■ **LISTED ENTRIES**
* Begin *
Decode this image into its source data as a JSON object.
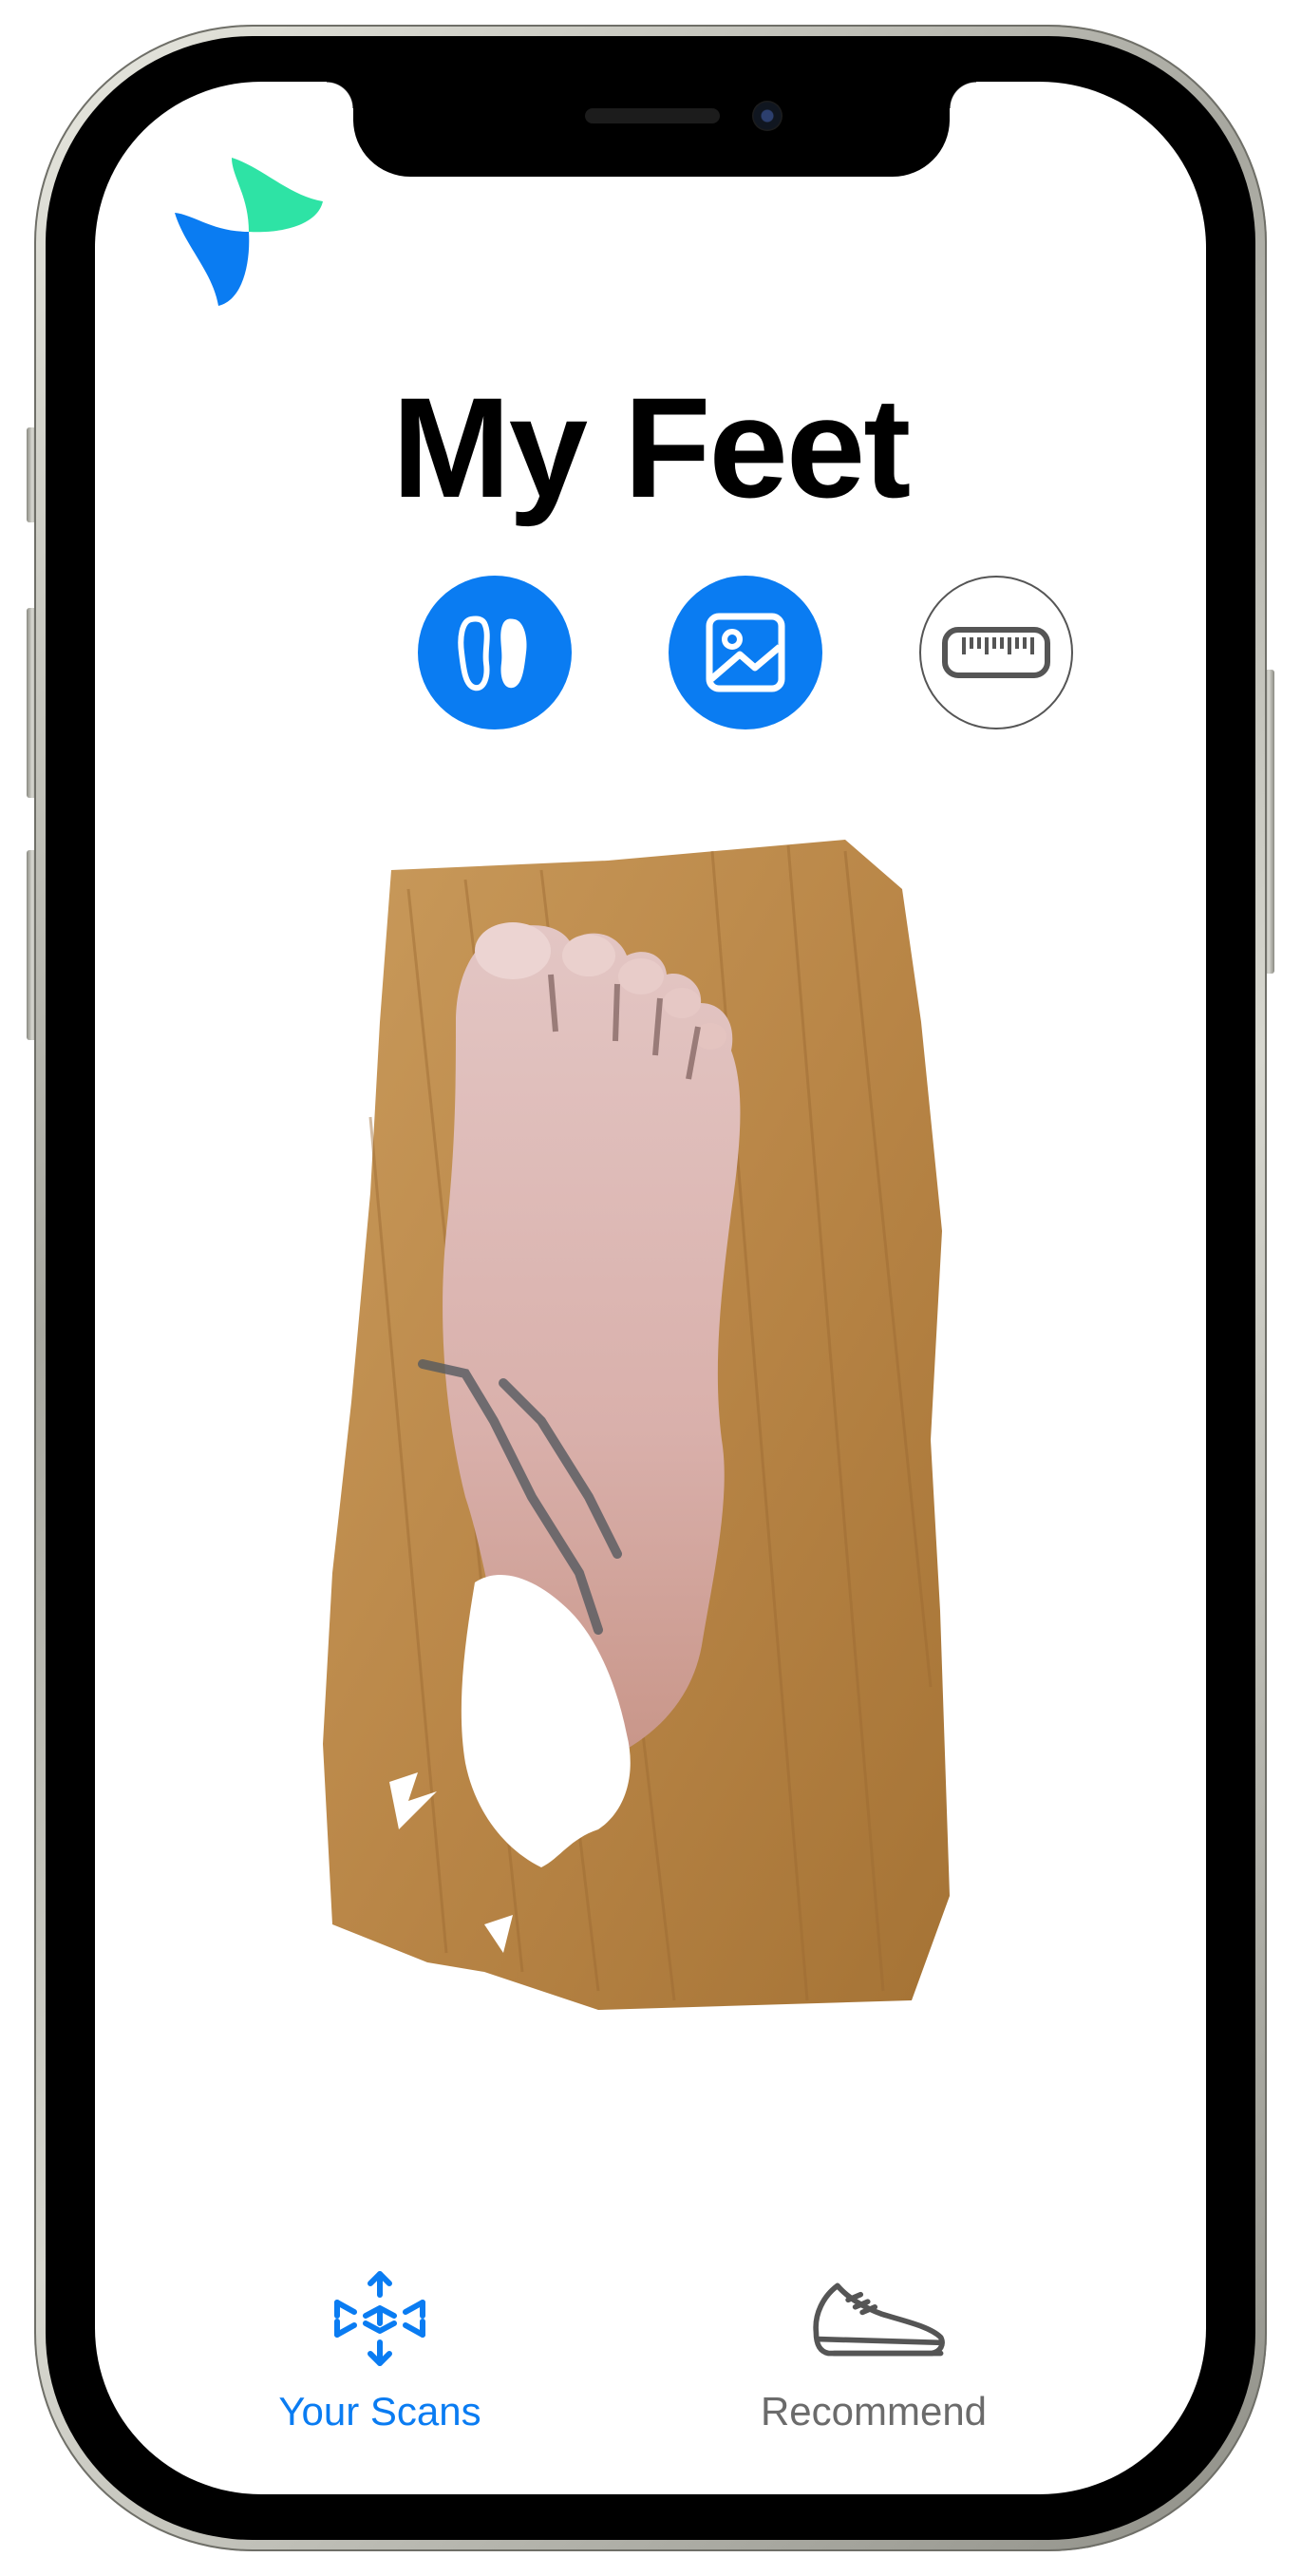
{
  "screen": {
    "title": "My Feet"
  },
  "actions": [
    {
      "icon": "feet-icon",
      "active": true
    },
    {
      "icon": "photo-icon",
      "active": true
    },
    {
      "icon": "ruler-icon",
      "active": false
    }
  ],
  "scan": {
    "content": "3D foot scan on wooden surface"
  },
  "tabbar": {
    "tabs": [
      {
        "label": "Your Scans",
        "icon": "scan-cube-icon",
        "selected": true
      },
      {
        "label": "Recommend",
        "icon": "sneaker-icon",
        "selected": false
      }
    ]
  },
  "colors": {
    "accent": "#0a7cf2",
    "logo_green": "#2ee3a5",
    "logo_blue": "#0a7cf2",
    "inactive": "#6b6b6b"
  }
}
* End *
* Begin *
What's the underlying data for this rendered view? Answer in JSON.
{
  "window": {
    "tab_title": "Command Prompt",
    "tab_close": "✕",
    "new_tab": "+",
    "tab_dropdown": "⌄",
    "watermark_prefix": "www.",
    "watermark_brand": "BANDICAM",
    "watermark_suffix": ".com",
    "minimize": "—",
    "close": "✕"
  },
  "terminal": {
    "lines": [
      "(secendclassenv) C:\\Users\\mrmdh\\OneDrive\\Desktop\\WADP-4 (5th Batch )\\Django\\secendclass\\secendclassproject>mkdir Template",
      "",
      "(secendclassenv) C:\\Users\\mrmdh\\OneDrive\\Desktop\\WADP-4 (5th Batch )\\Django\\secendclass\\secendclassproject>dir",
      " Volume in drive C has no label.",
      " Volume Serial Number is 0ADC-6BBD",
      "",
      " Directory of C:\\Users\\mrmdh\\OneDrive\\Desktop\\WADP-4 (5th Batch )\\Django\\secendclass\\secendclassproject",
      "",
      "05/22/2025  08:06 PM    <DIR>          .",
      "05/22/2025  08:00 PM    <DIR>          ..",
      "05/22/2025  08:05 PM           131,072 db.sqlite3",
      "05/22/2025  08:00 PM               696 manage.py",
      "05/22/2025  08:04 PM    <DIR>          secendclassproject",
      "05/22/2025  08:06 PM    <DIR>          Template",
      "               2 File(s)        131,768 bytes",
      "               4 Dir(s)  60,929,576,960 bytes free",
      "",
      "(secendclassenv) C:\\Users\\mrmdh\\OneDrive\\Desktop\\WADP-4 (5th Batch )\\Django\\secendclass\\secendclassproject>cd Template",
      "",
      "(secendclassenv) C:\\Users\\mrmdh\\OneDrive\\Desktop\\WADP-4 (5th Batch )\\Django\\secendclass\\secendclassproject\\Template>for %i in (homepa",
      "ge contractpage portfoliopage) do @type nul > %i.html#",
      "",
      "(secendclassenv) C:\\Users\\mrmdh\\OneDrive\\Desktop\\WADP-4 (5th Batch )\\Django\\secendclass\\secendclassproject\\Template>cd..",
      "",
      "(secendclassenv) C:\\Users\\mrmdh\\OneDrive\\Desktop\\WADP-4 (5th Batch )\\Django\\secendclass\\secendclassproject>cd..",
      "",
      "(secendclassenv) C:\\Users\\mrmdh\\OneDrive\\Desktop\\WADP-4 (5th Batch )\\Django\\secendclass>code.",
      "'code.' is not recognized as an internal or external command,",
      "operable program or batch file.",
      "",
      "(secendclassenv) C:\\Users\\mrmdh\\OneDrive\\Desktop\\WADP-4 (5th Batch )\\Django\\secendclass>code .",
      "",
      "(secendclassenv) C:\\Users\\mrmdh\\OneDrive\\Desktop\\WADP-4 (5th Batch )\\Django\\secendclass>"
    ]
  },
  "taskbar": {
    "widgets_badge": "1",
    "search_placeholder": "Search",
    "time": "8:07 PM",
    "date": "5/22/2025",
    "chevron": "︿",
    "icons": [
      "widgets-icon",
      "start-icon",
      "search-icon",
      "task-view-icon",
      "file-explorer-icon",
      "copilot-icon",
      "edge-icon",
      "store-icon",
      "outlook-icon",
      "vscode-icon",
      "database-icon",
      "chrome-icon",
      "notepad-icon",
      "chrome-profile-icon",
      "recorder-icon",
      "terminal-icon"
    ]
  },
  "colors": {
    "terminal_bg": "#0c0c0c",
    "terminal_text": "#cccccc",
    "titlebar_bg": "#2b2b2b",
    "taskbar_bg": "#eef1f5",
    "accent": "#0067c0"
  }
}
* End *
* Begin *
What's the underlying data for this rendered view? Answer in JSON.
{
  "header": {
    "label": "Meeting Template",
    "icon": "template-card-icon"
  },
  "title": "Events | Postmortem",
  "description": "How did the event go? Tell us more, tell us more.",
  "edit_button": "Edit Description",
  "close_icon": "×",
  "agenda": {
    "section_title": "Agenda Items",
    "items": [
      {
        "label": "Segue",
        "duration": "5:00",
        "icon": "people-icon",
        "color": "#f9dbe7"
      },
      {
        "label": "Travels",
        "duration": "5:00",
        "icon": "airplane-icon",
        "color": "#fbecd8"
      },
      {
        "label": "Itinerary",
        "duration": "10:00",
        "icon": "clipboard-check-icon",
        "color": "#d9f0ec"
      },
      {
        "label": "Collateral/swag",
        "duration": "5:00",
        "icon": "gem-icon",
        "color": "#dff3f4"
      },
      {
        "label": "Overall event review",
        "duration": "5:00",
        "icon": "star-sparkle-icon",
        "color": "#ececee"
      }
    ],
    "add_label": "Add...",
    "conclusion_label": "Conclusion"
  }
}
* End *
■ **AIM**
Copy each line in the data that holds the word "bytes".

■ **ANSWER TO THE TASK**
      "               2 File(s)        131,768 bytes",
      "               4 Dir(s)  60,929,576,960 bytes free",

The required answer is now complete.